BEGIN

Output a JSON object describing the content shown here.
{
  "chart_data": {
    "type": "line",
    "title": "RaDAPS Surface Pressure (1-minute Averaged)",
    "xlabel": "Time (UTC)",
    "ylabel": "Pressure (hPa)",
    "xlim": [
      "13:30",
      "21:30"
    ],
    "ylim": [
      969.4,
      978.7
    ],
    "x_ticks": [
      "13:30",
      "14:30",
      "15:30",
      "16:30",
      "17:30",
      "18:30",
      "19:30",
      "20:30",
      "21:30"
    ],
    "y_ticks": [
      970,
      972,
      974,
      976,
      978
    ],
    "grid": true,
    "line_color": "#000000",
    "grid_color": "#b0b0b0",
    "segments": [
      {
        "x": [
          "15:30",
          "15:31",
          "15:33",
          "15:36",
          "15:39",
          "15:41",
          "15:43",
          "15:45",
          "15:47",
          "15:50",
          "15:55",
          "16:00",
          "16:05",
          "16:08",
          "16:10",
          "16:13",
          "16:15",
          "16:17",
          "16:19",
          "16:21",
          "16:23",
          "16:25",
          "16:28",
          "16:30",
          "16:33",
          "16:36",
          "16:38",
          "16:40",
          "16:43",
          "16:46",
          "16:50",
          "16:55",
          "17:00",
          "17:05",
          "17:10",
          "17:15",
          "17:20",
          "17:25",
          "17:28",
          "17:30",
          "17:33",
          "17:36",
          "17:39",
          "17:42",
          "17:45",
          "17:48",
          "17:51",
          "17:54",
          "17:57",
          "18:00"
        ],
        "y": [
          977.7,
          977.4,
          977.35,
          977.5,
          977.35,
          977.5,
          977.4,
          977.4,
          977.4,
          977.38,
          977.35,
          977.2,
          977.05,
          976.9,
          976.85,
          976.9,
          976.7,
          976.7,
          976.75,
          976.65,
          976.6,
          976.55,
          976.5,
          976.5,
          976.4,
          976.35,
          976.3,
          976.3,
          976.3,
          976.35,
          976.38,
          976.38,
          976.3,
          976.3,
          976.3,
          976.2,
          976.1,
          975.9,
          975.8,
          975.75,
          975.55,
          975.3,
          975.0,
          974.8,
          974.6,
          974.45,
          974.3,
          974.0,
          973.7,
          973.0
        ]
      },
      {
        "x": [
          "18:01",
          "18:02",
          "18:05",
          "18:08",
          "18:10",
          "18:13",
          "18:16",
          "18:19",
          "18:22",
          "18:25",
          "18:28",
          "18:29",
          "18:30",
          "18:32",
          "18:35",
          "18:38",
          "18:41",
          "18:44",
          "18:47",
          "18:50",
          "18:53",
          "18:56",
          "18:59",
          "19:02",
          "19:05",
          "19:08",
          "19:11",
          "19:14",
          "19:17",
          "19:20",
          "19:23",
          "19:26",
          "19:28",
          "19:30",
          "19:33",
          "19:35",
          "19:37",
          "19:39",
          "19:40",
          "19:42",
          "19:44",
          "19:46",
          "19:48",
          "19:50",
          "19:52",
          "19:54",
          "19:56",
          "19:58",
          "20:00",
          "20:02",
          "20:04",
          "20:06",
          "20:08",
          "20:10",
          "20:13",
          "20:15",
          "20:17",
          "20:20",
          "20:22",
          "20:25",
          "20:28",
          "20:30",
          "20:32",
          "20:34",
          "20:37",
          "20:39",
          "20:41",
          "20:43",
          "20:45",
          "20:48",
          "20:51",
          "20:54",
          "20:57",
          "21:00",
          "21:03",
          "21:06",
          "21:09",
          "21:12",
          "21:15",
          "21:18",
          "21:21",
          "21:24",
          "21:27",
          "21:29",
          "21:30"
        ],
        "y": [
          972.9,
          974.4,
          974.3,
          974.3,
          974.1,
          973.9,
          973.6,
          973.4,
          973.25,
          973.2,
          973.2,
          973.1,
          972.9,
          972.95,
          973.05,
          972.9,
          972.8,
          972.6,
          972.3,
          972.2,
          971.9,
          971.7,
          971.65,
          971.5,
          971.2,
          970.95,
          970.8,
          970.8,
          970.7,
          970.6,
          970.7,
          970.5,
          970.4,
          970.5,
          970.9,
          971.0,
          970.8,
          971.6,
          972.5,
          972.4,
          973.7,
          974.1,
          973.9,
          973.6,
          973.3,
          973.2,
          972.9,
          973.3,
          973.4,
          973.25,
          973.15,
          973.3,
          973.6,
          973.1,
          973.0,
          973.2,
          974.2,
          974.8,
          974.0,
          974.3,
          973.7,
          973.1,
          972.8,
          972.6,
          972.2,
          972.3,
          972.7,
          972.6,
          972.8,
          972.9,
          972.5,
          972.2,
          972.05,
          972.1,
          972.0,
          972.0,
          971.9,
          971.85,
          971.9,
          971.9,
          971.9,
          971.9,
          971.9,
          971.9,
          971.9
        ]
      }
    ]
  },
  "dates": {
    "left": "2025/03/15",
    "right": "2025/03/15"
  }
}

END

Retype all of the data shown above, word for word.

Output of the exercise
Output a JSON object describing the content shown here.
{
  "chart_data": {
    "type": "line",
    "title": "RaDAPS Surface Pressure (1-minute Averaged)",
    "xlabel": "Time (UTC)",
    "ylabel": "Pressure (hPa)",
    "xlim": [
      "13:30",
      "21:30"
    ],
    "ylim": [
      969.4,
      978.7
    ],
    "x_ticks": [
      "13:30",
      "14:30",
      "15:30",
      "16:30",
      "17:30",
      "18:30",
      "19:30",
      "20:30",
      "21:30"
    ],
    "y_ticks": [
      970,
      972,
      974,
      976,
      978
    ],
    "grid": true,
    "line_color": "#000000",
    "grid_color": "#b0b0b0",
    "segments": [
      {
        "x": [
          "15:30",
          "15:31",
          "15:33",
          "15:36",
          "15:39",
          "15:41",
          "15:43",
          "15:45",
          "15:47",
          "15:50",
          "15:55",
          "16:00",
          "16:05",
          "16:08",
          "16:10",
          "16:13",
          "16:15",
          "16:17",
          "16:19",
          "16:21",
          "16:23",
          "16:25",
          "16:28",
          "16:30",
          "16:33",
          "16:36",
          "16:38",
          "16:40",
          "16:43",
          "16:46",
          "16:50",
          "16:55",
          "17:00",
          "17:05",
          "17:10",
          "17:15",
          "17:20",
          "17:25",
          "17:28",
          "17:30",
          "17:33",
          "17:36",
          "17:39",
          "17:42",
          "17:45",
          "17:48",
          "17:51",
          "17:54",
          "17:57",
          "18:00"
        ],
        "y": [
          977.7,
          977.4,
          977.35,
          977.5,
          977.35,
          977.5,
          977.4,
          977.4,
          977.4,
          977.38,
          977.35,
          977.2,
          977.05,
          976.9,
          976.85,
          976.9,
          976.7,
          976.7,
          976.75,
          976.65,
          976.6,
          976.55,
          976.5,
          976.5,
          976.4,
          976.35,
          976.3,
          976.3,
          976.3,
          976.35,
          976.38,
          976.38,
          976.3,
          976.3,
          976.3,
          976.2,
          976.1,
          975.9,
          975.8,
          975.75,
          975.55,
          975.3,
          975.0,
          974.8,
          974.6,
          974.45,
          974.3,
          974.0,
          973.7,
          973.0
        ]
      },
      {
        "x": [
          "18:01",
          "18:02",
          "18:05",
          "18:08",
          "18:10",
          "18:13",
          "18:16",
          "18:19",
          "18:22",
          "18:25",
          "18:28",
          "18:29",
          "18:30",
          "18:32",
          "18:35",
          "18:38",
          "18:41",
          "18:44",
          "18:47",
          "18:50",
          "18:53",
          "18:56",
          "18:59",
          "19:02",
          "19:05",
          "19:08",
          "19:11",
          "19:14",
          "19:17",
          "19:20",
          "19:23",
          "19:26",
          "19:28",
          "19:30",
          "19:33",
          "19:35",
          "19:37",
          "19:39",
          "19:40",
          "19:42",
          "19:44",
          "19:46",
          "19:48",
          "19:50",
          "19:52",
          "19:54",
          "19:56",
          "19:58",
          "20:00",
          "20:02",
          "20:04",
          "20:06",
          "20:08",
          "20:10",
          "20:13",
          "20:15",
          "20:17",
          "20:20",
          "20:22",
          "20:25",
          "20:28",
          "20:30",
          "20:32",
          "20:34",
          "20:37",
          "20:39",
          "20:41",
          "20:43",
          "20:45",
          "20:48",
          "20:51",
          "20:54",
          "20:57",
          "21:00",
          "21:03",
          "21:06",
          "21:09",
          "21:12",
          "21:15",
          "21:18",
          "21:21",
          "21:24",
          "21:27",
          "21:29",
          "21:30"
        ],
        "y": [
          972.9,
          974.4,
          974.3,
          974.3,
          974.1,
          973.9,
          973.6,
          973.4,
          973.25,
          973.2,
          973.2,
          973.1,
          972.9,
          972.95,
          973.05,
          972.9,
          972.8,
          972.6,
          972.3,
          972.2,
          971.9,
          971.7,
          971.65,
          971.5,
          971.2,
          970.95,
          970.8,
          970.8,
          970.7,
          970.6,
          970.7,
          970.5,
          970.4,
          970.5,
          970.9,
          971.0,
          970.8,
          971.6,
          972.5,
          972.4,
          973.7,
          974.1,
          973.9,
          973.6,
          973.3,
          973.2,
          972.9,
          973.3,
          973.4,
          973.25,
          973.15,
          973.3,
          973.6,
          973.1,
          973.0,
          973.2,
          974.2,
          974.8,
          974.0,
          974.3,
          973.7,
          973.1,
          972.8,
          972.6,
          972.2,
          972.3,
          972.7,
          972.6,
          972.8,
          972.9,
          972.5,
          972.2,
          972.05,
          972.1,
          972.0,
          972.0,
          971.9,
          971.85,
          971.9,
          971.9,
          971.9,
          971.9,
          971.9,
          971.9,
          971.9
        ]
      }
    ]
  },
  "dates": {
    "left": "2025/03/15",
    "right": "2025/03/15"
  }
}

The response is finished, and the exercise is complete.